* [Stated task] Will you print the material below without altering a single character?

※

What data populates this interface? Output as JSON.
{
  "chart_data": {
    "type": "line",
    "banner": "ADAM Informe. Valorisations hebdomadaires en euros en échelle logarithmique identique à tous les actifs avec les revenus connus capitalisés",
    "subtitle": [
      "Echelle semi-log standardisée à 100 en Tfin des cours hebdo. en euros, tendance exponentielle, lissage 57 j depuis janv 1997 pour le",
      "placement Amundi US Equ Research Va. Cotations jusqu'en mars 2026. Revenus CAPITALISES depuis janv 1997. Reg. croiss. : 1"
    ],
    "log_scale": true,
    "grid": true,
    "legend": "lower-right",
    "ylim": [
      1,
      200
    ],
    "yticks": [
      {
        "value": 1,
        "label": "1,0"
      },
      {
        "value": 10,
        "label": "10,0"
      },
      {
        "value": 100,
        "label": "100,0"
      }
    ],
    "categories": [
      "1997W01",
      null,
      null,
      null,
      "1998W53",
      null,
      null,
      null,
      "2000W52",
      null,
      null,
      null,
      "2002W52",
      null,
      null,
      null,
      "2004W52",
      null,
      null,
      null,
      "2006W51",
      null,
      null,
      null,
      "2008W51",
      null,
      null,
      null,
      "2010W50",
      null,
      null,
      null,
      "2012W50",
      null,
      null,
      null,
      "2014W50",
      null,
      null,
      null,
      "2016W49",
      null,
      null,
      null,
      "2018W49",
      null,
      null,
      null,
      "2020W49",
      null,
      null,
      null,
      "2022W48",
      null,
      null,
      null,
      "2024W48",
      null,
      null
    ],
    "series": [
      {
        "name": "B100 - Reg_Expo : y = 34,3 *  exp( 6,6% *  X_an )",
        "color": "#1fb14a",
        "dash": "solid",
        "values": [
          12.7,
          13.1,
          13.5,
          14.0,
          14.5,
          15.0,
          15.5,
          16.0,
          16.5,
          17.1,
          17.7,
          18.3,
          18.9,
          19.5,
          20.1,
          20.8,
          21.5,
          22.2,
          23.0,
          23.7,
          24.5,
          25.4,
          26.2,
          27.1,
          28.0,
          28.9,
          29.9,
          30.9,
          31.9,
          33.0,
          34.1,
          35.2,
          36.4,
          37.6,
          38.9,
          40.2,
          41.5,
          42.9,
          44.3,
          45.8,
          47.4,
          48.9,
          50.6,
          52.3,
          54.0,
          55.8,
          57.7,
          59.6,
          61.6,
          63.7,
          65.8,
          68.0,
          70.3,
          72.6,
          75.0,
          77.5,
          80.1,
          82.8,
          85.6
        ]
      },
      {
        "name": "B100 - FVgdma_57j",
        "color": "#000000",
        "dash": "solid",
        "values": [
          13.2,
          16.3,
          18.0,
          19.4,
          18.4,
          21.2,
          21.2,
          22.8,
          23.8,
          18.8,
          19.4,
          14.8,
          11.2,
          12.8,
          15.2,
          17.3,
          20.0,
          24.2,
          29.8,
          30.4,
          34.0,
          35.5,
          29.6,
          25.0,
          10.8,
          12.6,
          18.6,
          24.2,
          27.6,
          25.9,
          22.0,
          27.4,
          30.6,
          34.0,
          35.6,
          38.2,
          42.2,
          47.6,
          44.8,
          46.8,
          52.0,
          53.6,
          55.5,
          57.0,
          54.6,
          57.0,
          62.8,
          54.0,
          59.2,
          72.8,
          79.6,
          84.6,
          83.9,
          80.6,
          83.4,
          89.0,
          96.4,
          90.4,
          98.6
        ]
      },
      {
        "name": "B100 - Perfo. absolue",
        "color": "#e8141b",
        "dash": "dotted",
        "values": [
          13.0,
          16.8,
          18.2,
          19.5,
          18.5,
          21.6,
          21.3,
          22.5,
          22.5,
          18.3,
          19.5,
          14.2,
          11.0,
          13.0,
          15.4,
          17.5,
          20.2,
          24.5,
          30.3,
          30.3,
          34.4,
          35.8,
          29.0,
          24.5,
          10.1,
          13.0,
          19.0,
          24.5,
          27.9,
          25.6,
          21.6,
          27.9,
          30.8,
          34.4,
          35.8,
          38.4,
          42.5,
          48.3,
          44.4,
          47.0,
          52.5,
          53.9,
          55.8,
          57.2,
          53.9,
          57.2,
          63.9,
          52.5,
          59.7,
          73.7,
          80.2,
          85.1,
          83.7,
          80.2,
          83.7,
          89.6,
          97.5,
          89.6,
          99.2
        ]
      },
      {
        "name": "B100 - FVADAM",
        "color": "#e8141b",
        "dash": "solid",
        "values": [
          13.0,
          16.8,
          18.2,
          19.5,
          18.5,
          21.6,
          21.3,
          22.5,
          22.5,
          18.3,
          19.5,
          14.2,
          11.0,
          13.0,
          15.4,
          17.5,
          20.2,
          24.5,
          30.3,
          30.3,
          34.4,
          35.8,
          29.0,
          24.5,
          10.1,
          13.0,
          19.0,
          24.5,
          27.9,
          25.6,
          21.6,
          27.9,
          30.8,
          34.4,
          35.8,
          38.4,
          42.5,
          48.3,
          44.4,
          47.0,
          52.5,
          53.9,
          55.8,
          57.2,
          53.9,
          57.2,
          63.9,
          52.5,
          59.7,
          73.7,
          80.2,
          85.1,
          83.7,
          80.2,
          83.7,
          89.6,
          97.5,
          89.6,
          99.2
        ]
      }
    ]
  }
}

※

* [Result for this task]
What data populates this interface? Output as JSON.
{
  "chart_data": {
    "type": "line",
    "banner": "ADAM Informe. Valorisations hebdomadaires en euros en échelle logarithmique identique à tous les actifs avec les revenus connus capitalisés",
    "subtitle": [
      "Echelle semi-log standardisée à 100 en Tfin des cours hebdo. en euros, tendance exponentielle, lissage 57 j depuis janv 1997 pour le",
      "placement Amundi US Equ Research Va. Cotations jusqu'en mars 2026. Revenus CAPITALISES depuis janv 1997. Reg. croiss. : 1"
    ],
    "log_scale": true,
    "grid": true,
    "legend": "lower-right",
    "ylim": [
      1,
      200
    ],
    "yticks": [
      {
        "value": 1,
        "label": "1,0"
      },
      {
        "value": 10,
        "label": "10,0"
      },
      {
        "value": 100,
        "label": "100,0"
      }
    ],
    "categories": [
      "1997W01",
      null,
      null,
      null,
      "1998W53",
      null,
      null,
      null,
      "2000W52",
      null,
      null,
      null,
      "2002W52",
      null,
      null,
      null,
      "2004W52",
      null,
      null,
      null,
      "2006W51",
      null,
      null,
      null,
      "2008W51",
      null,
      null,
      null,
      "2010W50",
      null,
      null,
      null,
      "2012W50",
      null,
      null,
      null,
      "2014W50",
      null,
      null,
      null,
      "2016W49",
      null,
      null,
      null,
      "2018W49",
      null,
      null,
      null,
      "2020W49",
      null,
      null,
      null,
      "2022W48",
      null,
      null,
      null,
      "2024W48",
      null,
      null
    ],
    "series": [
      {
        "name": "B100 - Reg_Expo : y = 34,3 *  exp( 6,6% *  X_an )",
        "color": "#1fb14a",
        "dash": "solid",
        "values": [
          12.7,
          13.1,
          13.5,
          14.0,
          14.5,
          15.0,
          15.5,
          16.0,
          16.5,
          17.1,
          17.7,
          18.3,
          18.9,
          19.5,
          20.1,
          20.8,
          21.5,
          22.2,
          23.0,
          23.7,
          24.5,
          25.4,
          26.2,
          27.1,
          28.0,
          28.9,
          29.9,
          30.9,
          31.9,
          33.0,
          34.1,
          35.2,
          36.4,
          37.6,
          38.9,
          40.2,
          41.5,
          42.9,
          44.3,
          45.8,
          47.4,
          48.9,
          50.6,
          52.3,
          54.0,
          55.8,
          57.7,
          59.6,
          61.6,
          63.7,
          65.8,
          68.0,
          70.3,
          72.6,
          75.0,
          77.5,
          80.1,
          82.8,
          85.6
        ]
      },
      {
        "name": "B100 - FVgdma_57j",
        "color": "#000000",
        "dash": "solid",
        "values": [
          13.2,
          16.3,
          18.0,
          19.4,
          18.4,
          21.2,
          21.2,
          22.8,
          23.8,
          18.8,
          19.4,
          14.8,
          11.2,
          12.8,
          15.2,
          17.3,
          20.0,
          24.2,
          29.8,
          30.4,
          34.0,
          35.5,
          29.6,
          25.0,
          10.8,
          12.6,
          18.6,
          24.2,
          27.6,
          25.9,
          22.0,
          27.4,
          30.6,
          34.0,
          35.6,
          38.2,
          42.2,
          47.6,
          44.8,
          46.8,
          52.0,
          53.6,
          55.5,
          57.0,
          54.6,
          57.0,
          62.8,
          54.0,
          59.2,
          72.8,
          79.6,
          84.6,
          83.9,
          80.6,
          83.4,
          89.0,
          96.4,
          90.4,
          98.6
        ]
      },
      {
        "name": "B100 - Perfo. absolue",
        "color": "#e8141b",
        "dash": "dotted",
        "values": [
          13.0,
          16.8,
          18.2,
          19.5,
          18.5,
          21.6,
          21.3,
          22.5,
          22.5,
          18.3,
          19.5,
          14.2,
          11.0,
          13.0,
          15.4,
          17.5,
          20.2,
          24.5,
          30.3,
          30.3,
          34.4,
          35.8,
          29.0,
          24.5,
          10.1,
          13.0,
          19.0,
          24.5,
          27.9,
          25.6,
          21.6,
          27.9,
          30.8,
          34.4,
          35.8,
          38.4,
          42.5,
          48.3,
          44.4,
          47.0,
          52.5,
          53.9,
          55.8,
          57.2,
          53.9,
          57.2,
          63.9,
          52.5,
          59.7,
          73.7,
          80.2,
          85.1,
          83.7,
          80.2,
          83.7,
          89.6,
          97.5,
          89.6,
          99.2
        ]
      },
      {
        "name": "B100 - FVADAM",
        "color": "#e8141b",
        "dash": "solid",
        "values": [
          13.0,
          16.8,
          18.2,
          19.5,
          18.5,
          21.6,
          21.3,
          22.5,
          22.5,
          18.3,
          19.5,
          14.2,
          11.0,
          13.0,
          15.4,
          17.5,
          20.2,
          24.5,
          30.3,
          30.3,
          34.4,
          35.8,
          29.0,
          24.5,
          10.1,
          13.0,
          19.0,
          24.5,
          27.9,
          25.6,
          21.6,
          27.9,
          30.8,
          34.4,
          35.8,
          38.4,
          42.5,
          48.3,
          44.4,
          47.0,
          52.5,
          53.9,
          55.8,
          57.2,
          53.9,
          57.2,
          63.9,
          52.5,
          59.7,
          73.7,
          80.2,
          85.1,
          83.7,
          80.2,
          83.7,
          89.6,
          97.5,
          89.6,
          99.2
        ]
      }
    ]
  }
}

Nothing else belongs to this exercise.